**Data shown**
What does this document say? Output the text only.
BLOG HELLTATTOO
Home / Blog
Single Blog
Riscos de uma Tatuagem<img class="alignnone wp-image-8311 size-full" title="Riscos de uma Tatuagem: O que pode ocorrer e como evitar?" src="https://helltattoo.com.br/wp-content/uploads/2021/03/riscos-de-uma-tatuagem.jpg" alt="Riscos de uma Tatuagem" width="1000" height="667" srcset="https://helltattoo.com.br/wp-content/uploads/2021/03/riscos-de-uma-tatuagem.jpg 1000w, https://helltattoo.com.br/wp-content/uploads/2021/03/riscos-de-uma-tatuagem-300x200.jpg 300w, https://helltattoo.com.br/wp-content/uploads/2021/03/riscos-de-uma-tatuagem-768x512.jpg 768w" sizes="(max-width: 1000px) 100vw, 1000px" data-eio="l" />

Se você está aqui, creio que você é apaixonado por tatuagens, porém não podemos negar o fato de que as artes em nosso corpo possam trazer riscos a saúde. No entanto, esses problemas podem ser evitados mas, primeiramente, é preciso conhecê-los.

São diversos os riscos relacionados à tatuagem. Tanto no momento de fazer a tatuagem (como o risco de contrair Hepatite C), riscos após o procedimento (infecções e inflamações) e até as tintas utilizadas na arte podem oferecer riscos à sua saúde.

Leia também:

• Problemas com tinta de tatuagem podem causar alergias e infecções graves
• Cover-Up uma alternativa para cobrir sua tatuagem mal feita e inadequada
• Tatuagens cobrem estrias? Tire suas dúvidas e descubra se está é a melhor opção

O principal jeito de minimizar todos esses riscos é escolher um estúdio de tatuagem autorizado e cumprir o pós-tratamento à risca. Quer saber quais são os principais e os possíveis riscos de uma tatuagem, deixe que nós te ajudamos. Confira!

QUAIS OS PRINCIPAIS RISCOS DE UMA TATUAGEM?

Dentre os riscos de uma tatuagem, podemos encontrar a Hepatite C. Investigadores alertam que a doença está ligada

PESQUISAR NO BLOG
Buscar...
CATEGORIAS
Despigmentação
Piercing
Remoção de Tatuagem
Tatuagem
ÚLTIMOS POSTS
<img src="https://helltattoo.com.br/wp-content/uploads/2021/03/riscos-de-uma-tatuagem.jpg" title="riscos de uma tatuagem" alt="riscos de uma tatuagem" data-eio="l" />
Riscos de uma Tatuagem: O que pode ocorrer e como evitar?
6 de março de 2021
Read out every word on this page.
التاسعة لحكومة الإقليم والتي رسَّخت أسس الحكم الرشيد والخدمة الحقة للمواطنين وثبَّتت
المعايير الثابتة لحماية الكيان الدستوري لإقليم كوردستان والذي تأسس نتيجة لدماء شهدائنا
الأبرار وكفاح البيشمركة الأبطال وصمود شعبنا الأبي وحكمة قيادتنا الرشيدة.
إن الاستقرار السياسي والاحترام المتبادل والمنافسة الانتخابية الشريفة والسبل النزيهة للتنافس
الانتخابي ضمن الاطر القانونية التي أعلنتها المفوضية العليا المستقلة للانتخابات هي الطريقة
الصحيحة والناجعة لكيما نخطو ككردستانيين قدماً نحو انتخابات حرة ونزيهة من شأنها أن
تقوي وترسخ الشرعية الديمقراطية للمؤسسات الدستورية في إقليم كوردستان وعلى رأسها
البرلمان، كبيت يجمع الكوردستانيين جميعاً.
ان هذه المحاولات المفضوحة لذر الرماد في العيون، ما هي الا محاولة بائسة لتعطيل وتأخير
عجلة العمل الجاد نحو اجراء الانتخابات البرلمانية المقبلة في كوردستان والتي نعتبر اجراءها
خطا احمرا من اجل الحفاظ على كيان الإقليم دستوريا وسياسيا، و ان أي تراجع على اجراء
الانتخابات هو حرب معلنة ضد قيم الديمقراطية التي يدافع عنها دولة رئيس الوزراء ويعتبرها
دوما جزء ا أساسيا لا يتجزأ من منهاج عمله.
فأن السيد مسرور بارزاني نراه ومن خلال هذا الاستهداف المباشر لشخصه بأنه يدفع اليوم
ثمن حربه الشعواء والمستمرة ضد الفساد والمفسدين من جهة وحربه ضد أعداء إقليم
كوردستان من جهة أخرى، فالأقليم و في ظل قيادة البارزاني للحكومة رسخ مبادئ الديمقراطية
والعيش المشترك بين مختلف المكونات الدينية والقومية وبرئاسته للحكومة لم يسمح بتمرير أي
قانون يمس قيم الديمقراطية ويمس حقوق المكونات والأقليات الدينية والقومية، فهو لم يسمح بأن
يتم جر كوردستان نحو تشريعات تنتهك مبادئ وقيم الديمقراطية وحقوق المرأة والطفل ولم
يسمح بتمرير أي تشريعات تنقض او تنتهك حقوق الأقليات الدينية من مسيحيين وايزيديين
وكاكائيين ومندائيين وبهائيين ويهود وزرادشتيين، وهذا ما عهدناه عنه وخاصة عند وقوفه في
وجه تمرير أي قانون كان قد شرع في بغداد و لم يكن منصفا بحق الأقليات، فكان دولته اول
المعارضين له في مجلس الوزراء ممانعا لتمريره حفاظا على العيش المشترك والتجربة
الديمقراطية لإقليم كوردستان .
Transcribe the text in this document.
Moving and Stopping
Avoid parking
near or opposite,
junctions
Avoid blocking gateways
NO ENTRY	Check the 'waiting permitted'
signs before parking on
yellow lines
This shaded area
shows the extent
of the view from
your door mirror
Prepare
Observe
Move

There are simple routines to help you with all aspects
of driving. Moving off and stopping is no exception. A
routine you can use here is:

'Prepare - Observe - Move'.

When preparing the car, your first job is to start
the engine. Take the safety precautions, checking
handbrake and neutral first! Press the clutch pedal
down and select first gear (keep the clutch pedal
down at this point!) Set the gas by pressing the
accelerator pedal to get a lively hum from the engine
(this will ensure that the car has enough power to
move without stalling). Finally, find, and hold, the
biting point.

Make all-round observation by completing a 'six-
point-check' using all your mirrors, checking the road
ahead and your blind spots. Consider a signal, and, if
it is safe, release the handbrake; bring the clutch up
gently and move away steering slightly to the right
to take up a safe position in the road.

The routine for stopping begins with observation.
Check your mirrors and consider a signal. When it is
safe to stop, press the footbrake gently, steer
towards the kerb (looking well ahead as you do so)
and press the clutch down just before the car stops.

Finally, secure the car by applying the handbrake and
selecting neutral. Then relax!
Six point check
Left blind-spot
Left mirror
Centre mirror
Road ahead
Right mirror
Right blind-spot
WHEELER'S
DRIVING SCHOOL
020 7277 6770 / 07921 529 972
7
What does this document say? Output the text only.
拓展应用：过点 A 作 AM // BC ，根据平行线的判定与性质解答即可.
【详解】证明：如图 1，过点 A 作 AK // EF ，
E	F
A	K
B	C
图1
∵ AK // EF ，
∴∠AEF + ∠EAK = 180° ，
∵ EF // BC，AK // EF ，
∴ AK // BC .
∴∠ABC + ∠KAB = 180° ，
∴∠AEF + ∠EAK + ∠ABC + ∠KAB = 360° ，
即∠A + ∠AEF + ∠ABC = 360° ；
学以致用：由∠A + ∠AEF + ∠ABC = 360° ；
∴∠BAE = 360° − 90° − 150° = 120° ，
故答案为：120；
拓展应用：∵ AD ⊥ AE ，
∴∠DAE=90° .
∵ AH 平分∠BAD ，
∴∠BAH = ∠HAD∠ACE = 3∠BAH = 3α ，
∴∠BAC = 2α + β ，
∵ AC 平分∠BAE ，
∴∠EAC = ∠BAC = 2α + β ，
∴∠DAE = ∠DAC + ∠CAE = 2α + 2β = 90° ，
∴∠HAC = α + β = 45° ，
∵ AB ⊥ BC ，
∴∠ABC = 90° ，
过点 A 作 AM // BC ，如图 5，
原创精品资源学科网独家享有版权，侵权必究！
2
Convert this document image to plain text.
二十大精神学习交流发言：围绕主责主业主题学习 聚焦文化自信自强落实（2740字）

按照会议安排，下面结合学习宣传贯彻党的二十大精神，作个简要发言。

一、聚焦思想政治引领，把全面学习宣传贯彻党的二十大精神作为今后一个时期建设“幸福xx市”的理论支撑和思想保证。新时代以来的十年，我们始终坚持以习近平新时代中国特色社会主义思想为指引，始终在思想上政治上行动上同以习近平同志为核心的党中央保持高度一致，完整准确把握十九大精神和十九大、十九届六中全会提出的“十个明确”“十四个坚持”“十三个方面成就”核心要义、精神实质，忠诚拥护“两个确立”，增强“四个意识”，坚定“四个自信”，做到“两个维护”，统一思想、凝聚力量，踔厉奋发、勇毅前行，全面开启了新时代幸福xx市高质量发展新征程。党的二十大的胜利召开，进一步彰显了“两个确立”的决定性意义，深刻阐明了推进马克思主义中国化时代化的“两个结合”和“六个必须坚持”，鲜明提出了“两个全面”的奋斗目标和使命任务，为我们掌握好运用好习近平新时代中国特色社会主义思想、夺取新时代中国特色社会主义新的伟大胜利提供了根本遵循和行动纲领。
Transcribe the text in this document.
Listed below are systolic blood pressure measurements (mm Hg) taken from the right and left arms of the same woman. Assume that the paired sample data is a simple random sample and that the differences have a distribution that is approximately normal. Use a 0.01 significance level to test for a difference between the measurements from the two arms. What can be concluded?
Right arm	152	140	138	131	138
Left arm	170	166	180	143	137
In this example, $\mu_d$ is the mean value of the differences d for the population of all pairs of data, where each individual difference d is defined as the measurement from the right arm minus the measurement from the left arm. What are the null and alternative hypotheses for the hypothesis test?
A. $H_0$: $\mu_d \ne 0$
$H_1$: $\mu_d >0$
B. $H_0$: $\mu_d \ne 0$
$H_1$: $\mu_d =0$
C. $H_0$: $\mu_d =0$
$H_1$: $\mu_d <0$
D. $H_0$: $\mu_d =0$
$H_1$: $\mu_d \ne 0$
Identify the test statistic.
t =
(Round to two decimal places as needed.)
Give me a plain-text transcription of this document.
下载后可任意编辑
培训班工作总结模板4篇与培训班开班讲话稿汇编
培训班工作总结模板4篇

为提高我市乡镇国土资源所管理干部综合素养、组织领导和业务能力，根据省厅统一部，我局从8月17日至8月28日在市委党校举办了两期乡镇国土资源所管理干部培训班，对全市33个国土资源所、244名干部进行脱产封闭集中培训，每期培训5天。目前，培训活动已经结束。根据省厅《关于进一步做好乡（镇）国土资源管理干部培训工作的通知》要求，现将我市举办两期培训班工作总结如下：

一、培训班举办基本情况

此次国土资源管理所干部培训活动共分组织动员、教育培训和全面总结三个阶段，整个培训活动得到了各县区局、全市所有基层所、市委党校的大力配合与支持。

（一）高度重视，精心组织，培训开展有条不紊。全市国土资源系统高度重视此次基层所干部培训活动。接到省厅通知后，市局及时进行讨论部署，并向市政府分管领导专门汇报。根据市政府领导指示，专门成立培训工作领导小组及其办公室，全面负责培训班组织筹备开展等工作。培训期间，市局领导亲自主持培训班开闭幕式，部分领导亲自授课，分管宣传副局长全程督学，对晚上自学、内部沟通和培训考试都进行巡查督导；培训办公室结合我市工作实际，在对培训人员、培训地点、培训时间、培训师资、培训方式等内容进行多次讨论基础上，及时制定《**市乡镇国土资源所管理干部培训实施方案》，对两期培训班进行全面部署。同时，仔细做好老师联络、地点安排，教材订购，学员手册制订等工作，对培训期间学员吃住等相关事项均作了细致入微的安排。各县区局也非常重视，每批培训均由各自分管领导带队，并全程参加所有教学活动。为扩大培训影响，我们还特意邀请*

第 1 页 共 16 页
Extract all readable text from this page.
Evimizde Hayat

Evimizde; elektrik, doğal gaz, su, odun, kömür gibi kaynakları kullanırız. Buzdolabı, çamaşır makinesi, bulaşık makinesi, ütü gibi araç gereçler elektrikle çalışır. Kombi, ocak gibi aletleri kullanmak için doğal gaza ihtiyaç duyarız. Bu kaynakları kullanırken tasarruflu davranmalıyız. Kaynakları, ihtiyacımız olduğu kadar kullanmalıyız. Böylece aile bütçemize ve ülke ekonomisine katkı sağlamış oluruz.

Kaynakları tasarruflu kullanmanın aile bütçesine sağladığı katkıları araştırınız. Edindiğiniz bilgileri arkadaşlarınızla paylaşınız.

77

**Aim of the task**
Filter the listing for the word "tasarruflu" and copy every line that holds it.

**Exercise result**
Evimizde; elektrik, doğal gaz, su, odun, kömür gibi kaynakları kullanırız. Buzdolabı, çamaşır makinesi, bulaşık makinesi, ütü gibi araç gereçler elektrikle çalışır. Kombi, ocak gibi aletleri kullanmak için doğal gaza ihtiyaç duyarız. Bu kaynakları kullanırken tasarruflu davranmalıyız. Kaynakları, ihtiyacımız olduğu kadar kullanmalıyız. Böylece aile bütçemize ve ülke ekonomisine katkı sağlamış oluruz.
Kaynakları tasarruflu kullanmanın aile bütçesine sağladığı katkıları araştırınız. Edindiğiniz bilgileri arkadaşlarınızla paylaşınız.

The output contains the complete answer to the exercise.